**** DATA SUPPLIED ****
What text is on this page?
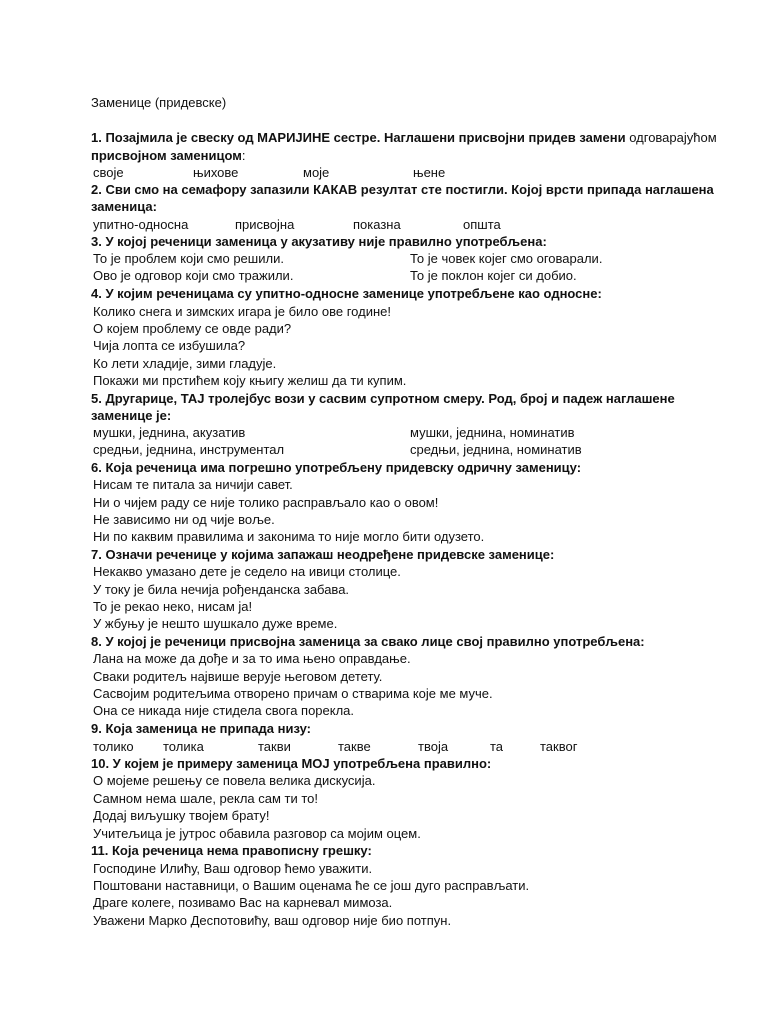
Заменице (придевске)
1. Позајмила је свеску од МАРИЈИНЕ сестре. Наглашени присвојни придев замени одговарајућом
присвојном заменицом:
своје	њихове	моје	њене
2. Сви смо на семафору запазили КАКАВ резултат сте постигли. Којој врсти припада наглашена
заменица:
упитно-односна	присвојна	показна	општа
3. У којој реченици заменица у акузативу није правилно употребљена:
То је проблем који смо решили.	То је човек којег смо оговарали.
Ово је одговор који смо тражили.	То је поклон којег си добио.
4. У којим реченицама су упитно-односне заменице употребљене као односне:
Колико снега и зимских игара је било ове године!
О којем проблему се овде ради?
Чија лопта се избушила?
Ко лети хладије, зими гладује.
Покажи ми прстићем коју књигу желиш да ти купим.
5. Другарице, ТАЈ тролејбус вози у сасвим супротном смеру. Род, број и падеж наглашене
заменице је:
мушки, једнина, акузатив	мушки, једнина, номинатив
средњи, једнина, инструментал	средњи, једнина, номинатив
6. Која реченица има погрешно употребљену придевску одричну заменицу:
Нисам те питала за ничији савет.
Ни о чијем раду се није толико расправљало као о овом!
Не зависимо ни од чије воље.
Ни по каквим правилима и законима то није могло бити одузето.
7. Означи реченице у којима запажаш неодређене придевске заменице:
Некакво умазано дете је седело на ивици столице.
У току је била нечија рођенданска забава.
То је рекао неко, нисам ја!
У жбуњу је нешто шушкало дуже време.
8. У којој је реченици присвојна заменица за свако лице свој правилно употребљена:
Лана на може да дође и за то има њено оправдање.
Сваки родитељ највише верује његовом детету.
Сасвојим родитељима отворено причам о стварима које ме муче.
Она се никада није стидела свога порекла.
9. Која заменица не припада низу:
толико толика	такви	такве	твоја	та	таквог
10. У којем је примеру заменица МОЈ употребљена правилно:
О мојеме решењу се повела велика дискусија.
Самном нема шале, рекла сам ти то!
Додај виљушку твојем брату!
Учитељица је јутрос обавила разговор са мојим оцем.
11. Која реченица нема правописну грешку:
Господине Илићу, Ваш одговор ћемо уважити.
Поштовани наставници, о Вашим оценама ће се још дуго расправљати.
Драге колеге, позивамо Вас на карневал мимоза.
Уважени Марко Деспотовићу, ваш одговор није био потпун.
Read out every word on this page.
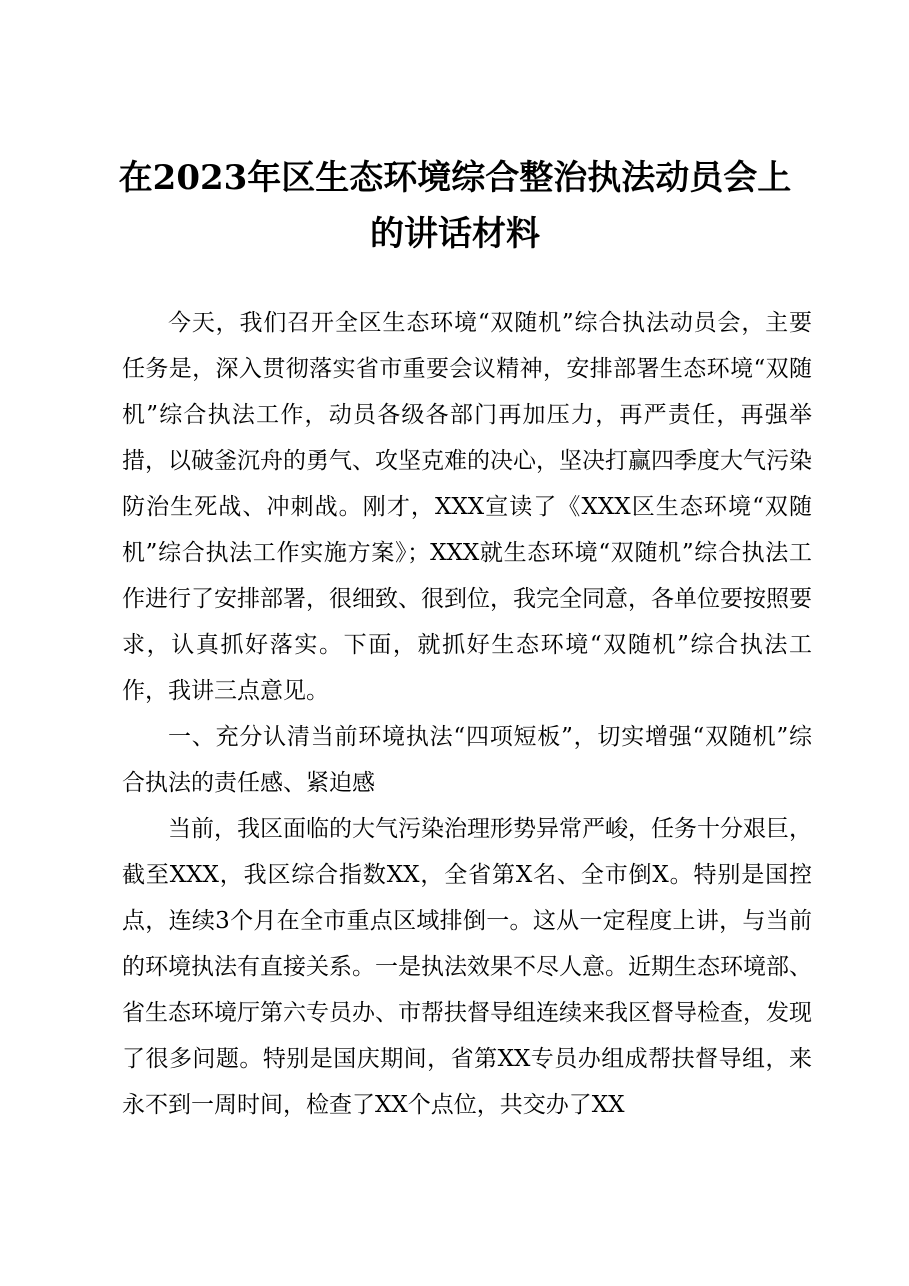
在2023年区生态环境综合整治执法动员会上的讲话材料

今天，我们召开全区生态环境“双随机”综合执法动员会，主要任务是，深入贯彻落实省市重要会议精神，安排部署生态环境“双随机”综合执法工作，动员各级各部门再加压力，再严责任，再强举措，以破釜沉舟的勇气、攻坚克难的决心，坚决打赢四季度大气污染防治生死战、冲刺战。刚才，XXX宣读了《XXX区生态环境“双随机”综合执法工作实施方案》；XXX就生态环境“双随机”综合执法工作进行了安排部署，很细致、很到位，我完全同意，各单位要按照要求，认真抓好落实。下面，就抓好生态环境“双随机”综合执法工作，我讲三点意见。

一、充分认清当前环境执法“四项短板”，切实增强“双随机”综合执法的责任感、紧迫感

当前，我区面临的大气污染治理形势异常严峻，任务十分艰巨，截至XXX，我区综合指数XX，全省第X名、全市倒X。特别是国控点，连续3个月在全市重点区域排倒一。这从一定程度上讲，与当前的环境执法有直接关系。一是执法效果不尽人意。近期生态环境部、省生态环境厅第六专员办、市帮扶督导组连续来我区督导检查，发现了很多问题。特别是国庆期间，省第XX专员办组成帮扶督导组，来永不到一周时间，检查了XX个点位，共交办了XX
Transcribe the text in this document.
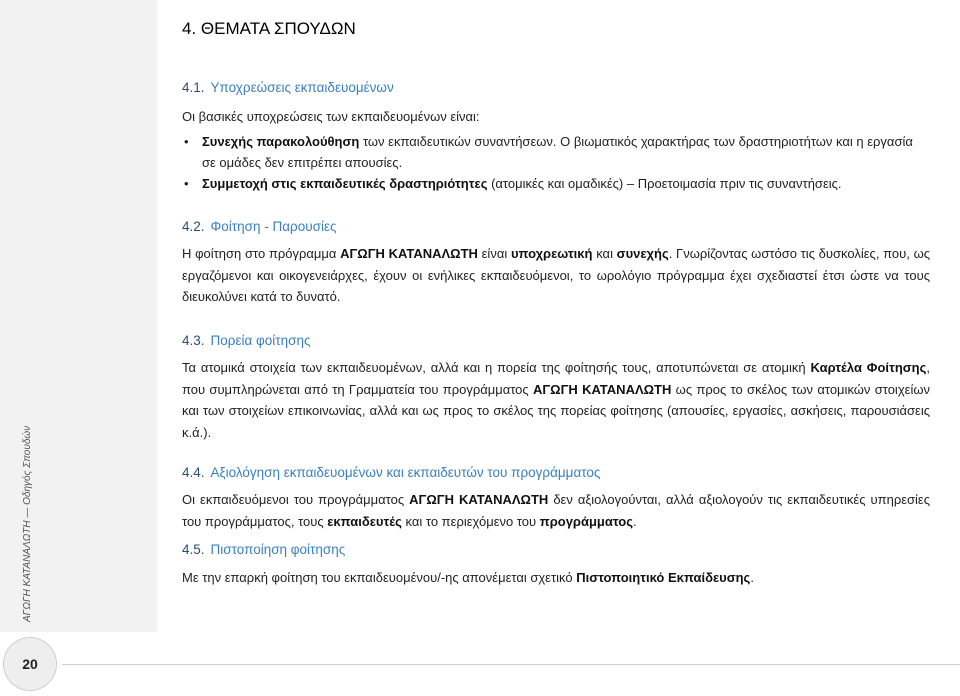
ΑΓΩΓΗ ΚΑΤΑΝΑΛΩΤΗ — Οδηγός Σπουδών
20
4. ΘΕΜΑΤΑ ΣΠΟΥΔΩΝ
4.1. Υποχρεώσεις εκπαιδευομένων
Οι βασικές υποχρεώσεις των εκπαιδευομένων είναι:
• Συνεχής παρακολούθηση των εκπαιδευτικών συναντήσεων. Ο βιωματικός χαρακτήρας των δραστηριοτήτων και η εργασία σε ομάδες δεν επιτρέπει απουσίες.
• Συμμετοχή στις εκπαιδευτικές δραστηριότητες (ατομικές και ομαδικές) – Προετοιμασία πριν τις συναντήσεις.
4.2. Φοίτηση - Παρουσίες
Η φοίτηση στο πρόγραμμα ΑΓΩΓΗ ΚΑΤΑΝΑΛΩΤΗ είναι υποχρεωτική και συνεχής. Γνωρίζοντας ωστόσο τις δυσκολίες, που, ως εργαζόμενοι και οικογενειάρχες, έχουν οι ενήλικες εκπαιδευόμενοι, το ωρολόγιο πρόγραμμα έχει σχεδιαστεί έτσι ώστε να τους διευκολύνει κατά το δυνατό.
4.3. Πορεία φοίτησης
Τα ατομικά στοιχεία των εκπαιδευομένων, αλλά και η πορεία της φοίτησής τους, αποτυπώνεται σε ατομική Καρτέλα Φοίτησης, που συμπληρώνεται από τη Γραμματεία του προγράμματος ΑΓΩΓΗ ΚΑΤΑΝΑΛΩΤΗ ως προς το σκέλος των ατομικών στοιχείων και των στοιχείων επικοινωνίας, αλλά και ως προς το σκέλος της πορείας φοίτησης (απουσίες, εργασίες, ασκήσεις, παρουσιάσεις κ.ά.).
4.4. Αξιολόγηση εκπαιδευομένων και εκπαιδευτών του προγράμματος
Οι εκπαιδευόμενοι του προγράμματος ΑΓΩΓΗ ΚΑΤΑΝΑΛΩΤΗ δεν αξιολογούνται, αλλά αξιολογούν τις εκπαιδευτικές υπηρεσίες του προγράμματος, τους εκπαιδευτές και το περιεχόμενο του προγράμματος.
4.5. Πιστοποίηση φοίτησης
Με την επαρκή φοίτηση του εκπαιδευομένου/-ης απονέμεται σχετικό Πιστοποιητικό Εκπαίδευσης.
****
**** DATA SUPPLIED ****
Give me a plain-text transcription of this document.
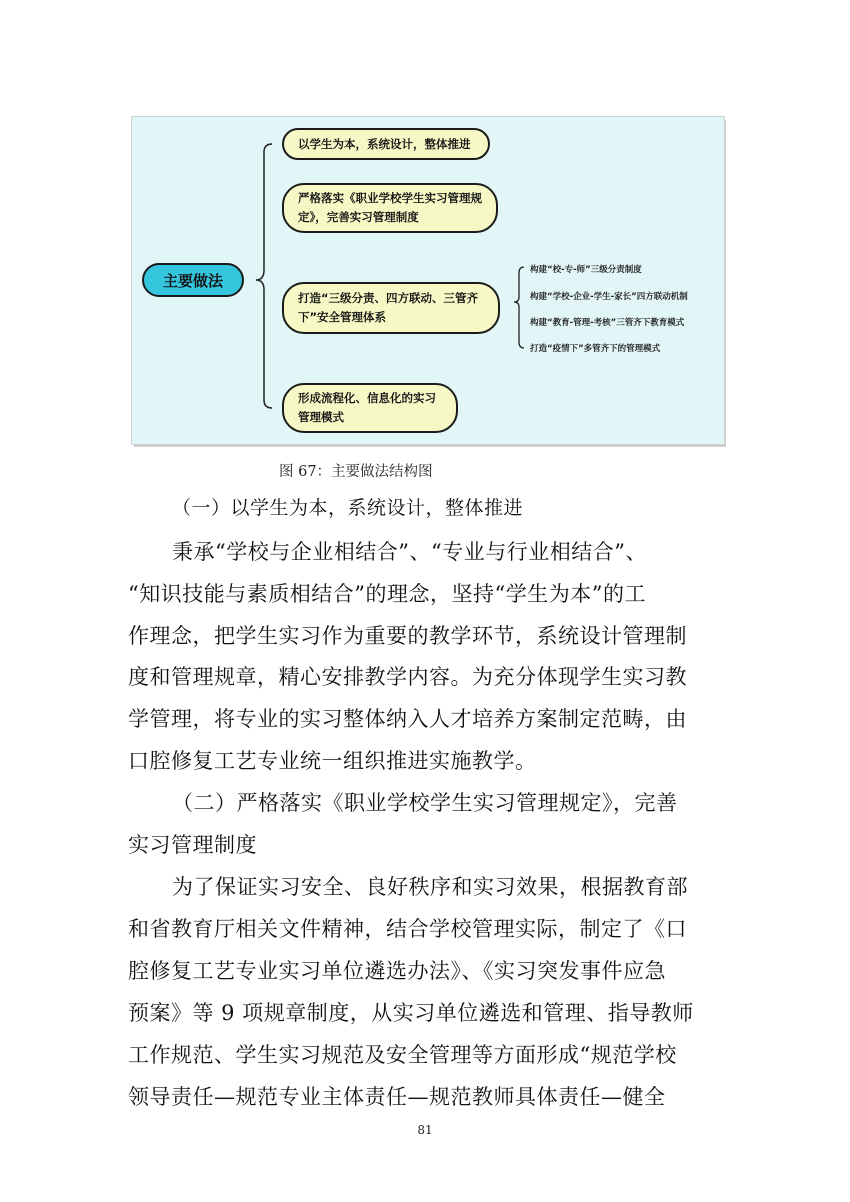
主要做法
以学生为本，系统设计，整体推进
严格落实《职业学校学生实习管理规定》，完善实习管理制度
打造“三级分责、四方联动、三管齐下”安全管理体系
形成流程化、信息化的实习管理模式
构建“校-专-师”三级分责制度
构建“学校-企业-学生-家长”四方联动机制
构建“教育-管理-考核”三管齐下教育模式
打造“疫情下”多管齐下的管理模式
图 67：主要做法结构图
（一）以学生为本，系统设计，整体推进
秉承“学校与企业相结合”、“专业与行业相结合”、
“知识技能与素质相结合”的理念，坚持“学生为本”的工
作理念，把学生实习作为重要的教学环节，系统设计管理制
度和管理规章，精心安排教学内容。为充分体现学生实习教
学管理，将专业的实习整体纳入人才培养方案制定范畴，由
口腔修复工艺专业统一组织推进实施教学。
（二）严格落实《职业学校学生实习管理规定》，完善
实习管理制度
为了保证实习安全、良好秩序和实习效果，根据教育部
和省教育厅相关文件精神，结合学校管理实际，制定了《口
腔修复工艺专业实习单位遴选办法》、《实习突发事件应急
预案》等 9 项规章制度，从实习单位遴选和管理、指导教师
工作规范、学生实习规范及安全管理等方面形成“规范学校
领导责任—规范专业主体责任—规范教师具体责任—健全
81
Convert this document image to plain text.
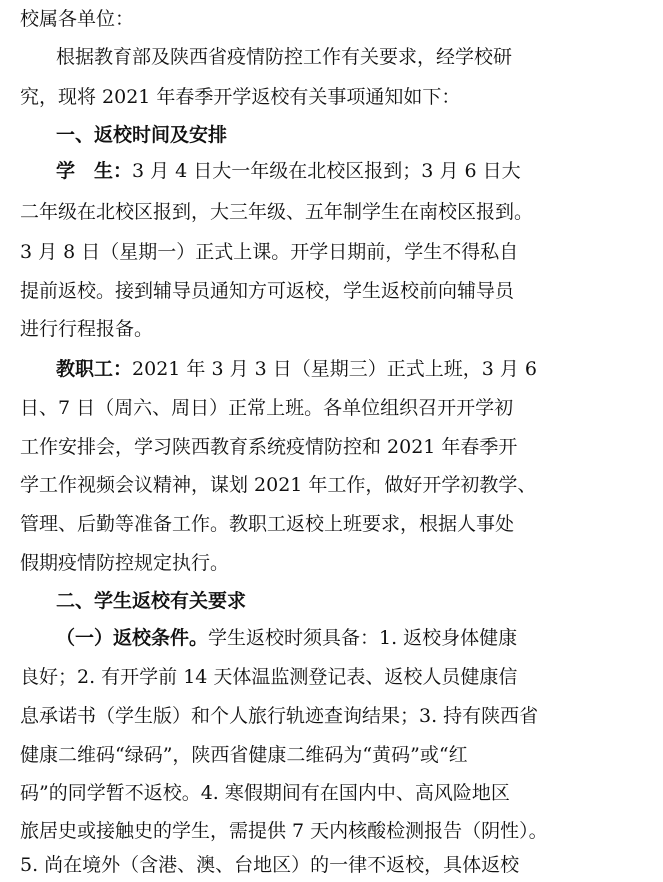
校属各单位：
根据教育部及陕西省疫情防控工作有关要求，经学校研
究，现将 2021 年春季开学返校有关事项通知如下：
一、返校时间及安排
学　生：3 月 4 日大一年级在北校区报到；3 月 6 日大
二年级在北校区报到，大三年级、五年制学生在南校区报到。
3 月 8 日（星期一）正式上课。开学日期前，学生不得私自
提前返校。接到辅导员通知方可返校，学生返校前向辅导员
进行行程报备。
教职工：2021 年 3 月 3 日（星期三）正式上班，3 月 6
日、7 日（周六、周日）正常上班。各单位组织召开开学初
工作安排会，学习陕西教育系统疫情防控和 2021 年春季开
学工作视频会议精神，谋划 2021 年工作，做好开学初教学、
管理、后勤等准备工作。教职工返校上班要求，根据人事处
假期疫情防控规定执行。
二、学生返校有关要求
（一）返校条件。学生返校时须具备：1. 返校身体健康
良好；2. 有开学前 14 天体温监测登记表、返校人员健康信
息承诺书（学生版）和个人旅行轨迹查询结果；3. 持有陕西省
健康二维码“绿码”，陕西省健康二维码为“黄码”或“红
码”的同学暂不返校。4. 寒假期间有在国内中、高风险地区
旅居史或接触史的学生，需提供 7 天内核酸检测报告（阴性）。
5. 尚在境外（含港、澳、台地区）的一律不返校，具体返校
****
**** DATA SUPPLIED ****
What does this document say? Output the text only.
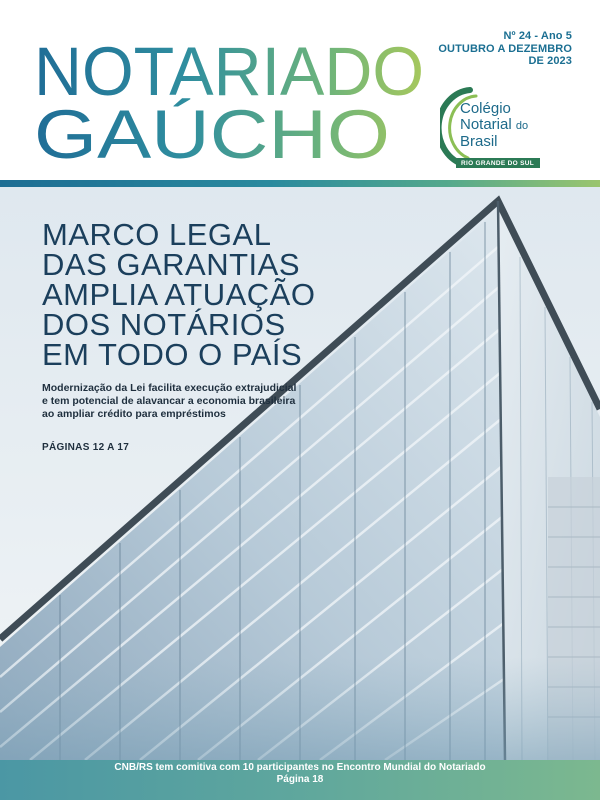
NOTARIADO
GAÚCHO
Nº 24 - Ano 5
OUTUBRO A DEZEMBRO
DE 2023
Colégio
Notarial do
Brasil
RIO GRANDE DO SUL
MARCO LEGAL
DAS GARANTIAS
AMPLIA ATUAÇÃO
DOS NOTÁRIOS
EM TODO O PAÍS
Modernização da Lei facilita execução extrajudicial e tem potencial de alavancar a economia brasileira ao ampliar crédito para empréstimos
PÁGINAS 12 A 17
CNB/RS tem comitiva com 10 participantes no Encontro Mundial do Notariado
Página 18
****
**TO DO:** Filter for "употребљена". Return all lines that hold it.

**ANSWER TO THIS PROBLEM:**
3. У којој реченици заменица у акузативу није правилно употребљена:
8. У којој је реченици присвојна заменица за свако лице свој правилно употребљена:
10. У којем је примеру заменица МОЈ употребљена правилно:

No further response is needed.